*Task set*.
a) From the SAS tutorial passage, extract the text between "Run this code" and "encounter any errors.", inclusive.
b) Answer these questions using the SAS tutorial passage:
(i) Which sign identifies macros in SAS?
(ii) Which key can be used to open a new, blank program file in SAS Studio?
(iii) Which organization conducted the High School and Beyond Survey?

*Source passage*.
▬▬▬▬▬▬

Macros in SAS are identified by the % sign. For example, if you see %use_data(census2010) in a SAS program, this line is calling the %use_data macro with the census2010 argument. The name, arguments, and details of the macro can by found by looking at the macro code itself.

For example, here are 2 macros that we will use frequently in these tutorials:

It is important to note that these macros are not generally available to use unless and until you define them. We will do that by running the following short SAS program every time we start a new tutorial. This program tells SAS where the course dataset library is located, how to find the relevant data formats, and defines the two macros described above.

%include "~/my_shared_file_links/hammi002/sasprog/run_first.sas";

Run this code now by copying the code from here into SAS Studio in SAS ODA and clicking Running man(Run). You’ll do with with any code in a code block like above, by the way. You may want or need to open a new, blank program file in SAS Studio (using the F4 key) for each tutorial. As with any program in SAS, after running, check to log to ensure SAS did not encounter any errors.

Feel free to open this program file to see the SAS code associated with the %use_data and %glimpse macros.

Data in SAS

In this lesson, we’ll begin by introducing the terminology of datasets and data in SAS.

One of the datasets that we will work with in this tutorial comes from the High School and Beyond Survey, which is a survey conducted on high school seniors by the National Center of Education Statistics.

▬▬▬▬▬▬

*Provided records*.
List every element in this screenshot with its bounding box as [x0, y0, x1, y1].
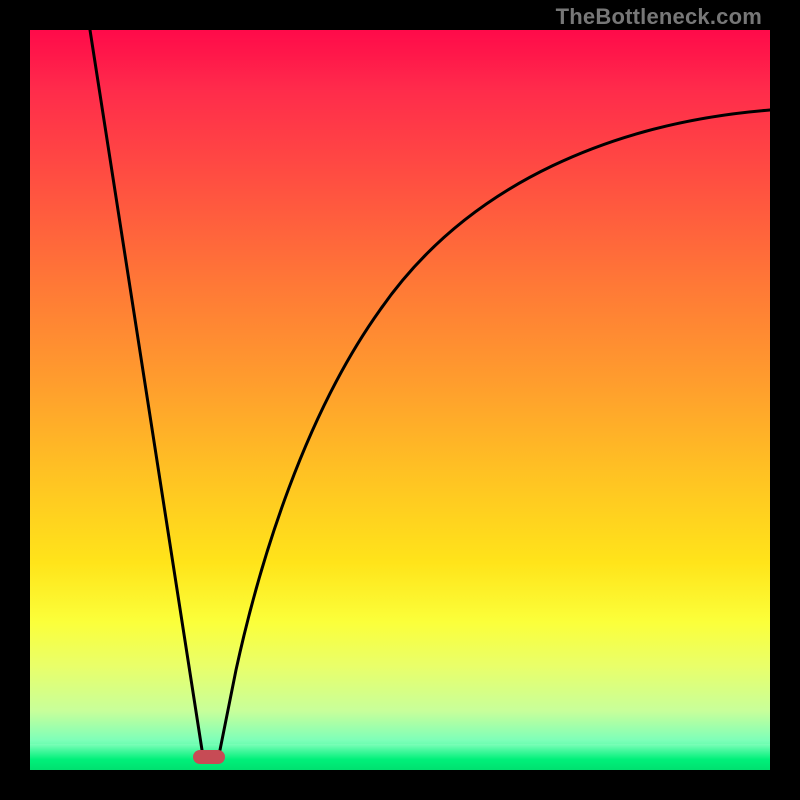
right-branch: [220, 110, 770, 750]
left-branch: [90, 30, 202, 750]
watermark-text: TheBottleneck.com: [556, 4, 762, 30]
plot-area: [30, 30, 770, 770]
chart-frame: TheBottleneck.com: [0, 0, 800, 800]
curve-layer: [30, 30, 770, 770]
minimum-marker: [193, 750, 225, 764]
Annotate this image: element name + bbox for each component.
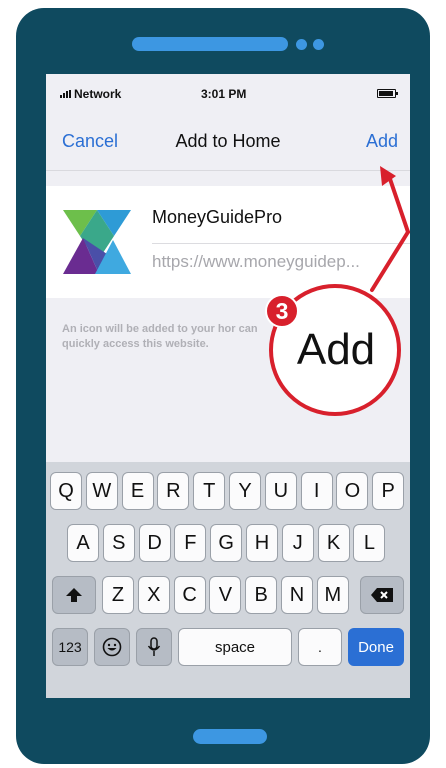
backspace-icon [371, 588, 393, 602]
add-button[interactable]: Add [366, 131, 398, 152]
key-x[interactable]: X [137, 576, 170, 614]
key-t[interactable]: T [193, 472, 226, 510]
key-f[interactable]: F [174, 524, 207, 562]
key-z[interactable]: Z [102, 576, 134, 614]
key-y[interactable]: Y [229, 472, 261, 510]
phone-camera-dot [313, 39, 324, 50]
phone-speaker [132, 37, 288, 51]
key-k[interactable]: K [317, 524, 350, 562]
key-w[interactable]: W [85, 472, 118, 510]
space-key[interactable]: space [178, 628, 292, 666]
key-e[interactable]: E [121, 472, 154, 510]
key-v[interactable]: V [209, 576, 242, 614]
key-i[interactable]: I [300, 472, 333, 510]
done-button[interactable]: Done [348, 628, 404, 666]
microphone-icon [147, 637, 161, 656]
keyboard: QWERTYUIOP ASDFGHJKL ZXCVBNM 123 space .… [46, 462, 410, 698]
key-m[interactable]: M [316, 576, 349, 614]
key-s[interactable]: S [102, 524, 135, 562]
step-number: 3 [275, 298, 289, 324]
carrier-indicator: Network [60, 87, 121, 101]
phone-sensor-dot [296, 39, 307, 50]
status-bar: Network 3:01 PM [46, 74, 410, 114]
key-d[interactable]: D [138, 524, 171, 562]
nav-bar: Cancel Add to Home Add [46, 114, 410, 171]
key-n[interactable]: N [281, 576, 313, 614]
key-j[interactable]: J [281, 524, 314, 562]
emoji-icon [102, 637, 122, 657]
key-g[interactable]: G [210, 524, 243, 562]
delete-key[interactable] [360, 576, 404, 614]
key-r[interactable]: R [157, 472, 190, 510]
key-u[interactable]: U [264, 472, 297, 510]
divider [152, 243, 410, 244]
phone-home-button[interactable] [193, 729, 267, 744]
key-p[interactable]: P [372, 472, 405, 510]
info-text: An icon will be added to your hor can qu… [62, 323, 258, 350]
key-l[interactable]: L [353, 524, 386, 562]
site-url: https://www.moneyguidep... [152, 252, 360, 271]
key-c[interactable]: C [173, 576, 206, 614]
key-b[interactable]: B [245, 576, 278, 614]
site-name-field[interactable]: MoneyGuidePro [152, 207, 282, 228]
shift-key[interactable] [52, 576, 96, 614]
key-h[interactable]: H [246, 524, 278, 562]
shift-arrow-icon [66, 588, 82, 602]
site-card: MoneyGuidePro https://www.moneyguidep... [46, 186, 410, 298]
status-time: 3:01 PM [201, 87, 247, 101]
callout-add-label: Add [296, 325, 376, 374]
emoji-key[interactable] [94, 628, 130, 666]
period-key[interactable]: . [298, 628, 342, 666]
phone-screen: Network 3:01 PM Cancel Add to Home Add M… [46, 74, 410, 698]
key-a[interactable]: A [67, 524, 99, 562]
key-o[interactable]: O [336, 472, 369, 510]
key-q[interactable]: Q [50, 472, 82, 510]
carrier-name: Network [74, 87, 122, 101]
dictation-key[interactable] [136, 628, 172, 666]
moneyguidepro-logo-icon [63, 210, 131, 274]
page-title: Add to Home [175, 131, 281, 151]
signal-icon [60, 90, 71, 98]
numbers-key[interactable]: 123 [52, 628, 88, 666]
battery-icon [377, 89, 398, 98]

▬▬▬▬▬▬

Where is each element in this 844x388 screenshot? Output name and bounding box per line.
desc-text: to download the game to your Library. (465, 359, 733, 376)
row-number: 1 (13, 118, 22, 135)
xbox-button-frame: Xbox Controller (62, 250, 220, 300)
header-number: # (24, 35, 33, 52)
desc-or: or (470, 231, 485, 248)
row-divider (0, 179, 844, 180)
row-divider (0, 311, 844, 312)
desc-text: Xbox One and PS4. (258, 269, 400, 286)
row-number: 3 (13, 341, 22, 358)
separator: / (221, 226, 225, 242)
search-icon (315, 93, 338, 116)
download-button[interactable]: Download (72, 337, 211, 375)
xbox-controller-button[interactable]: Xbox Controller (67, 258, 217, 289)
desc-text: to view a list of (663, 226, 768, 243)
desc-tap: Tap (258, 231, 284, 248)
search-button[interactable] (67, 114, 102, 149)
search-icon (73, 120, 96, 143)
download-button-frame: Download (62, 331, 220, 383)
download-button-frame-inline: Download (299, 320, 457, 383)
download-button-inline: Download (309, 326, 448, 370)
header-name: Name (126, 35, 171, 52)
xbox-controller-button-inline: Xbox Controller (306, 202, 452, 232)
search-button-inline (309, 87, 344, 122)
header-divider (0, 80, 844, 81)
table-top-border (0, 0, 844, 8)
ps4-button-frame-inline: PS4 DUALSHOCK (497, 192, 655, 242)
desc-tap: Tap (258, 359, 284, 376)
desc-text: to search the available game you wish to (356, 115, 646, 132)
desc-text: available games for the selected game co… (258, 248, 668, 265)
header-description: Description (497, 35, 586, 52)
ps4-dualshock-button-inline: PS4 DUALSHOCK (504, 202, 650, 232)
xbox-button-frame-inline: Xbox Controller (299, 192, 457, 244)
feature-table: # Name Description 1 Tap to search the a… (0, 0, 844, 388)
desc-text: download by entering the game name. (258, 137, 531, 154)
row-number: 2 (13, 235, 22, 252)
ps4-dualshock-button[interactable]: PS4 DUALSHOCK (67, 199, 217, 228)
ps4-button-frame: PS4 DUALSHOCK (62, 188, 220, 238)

▬▬▬▬▬▬

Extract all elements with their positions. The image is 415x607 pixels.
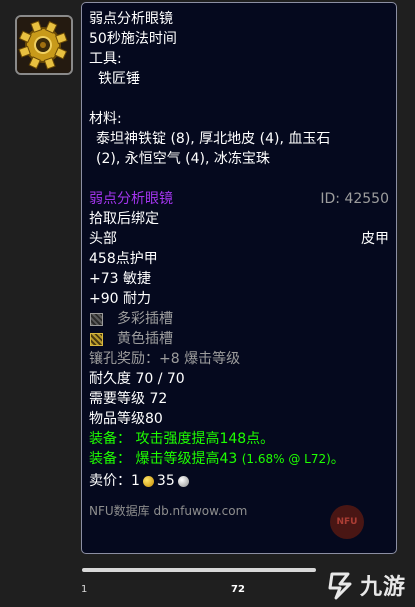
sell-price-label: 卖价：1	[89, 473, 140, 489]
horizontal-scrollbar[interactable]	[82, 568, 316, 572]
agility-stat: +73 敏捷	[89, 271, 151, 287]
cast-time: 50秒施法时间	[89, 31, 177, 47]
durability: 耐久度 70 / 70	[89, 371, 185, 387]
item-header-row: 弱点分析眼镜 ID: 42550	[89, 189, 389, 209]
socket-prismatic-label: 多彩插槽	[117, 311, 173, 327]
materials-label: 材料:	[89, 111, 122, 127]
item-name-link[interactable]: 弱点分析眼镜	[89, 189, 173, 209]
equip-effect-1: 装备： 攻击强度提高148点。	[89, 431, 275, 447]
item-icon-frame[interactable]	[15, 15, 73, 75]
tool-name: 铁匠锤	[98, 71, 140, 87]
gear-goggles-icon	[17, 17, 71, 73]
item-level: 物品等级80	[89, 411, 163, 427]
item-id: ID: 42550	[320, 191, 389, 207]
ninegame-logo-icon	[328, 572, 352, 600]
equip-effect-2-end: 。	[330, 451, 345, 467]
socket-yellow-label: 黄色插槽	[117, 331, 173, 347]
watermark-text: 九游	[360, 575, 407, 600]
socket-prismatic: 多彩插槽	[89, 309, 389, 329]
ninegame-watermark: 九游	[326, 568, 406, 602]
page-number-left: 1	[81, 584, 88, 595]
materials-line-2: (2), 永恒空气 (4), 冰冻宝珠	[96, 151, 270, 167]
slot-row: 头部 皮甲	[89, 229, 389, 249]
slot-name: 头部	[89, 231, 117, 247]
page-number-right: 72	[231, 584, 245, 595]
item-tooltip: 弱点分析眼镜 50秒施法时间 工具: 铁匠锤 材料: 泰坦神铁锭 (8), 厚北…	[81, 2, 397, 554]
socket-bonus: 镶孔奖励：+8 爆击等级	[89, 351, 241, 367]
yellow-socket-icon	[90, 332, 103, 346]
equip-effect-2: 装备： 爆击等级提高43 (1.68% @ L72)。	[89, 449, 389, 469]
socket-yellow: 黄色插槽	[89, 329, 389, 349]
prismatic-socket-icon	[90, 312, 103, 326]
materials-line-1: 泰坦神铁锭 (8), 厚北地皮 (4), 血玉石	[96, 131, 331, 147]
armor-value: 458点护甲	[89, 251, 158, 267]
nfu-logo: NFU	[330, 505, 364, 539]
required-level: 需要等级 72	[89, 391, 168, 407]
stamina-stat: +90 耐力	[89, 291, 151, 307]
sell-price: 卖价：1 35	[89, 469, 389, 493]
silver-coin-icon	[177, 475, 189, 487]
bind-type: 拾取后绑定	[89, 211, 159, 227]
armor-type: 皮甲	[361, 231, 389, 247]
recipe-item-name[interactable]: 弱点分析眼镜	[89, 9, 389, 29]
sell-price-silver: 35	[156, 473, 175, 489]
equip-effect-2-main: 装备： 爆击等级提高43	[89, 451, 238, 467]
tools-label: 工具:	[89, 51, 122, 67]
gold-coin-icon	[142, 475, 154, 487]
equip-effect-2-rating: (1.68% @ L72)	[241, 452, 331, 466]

▬▬▬▬▬▬

*Worked solutions*.
a)
Run this code now by copying the code from here into SAS Studio in SAS ODA and clicking Running man(Run). You’ll do with with any code in a code block like above, by the way. You may want or need to open a new, blank program file in SAS Studio (using the F4 key) for each tutorial. As with any program in SAS, after running, check to log to ensure SAS did not encounter any errors.

b)
(i) The % sign.
(ii) The F4 key.
(iii) The National Center of Education Statistics.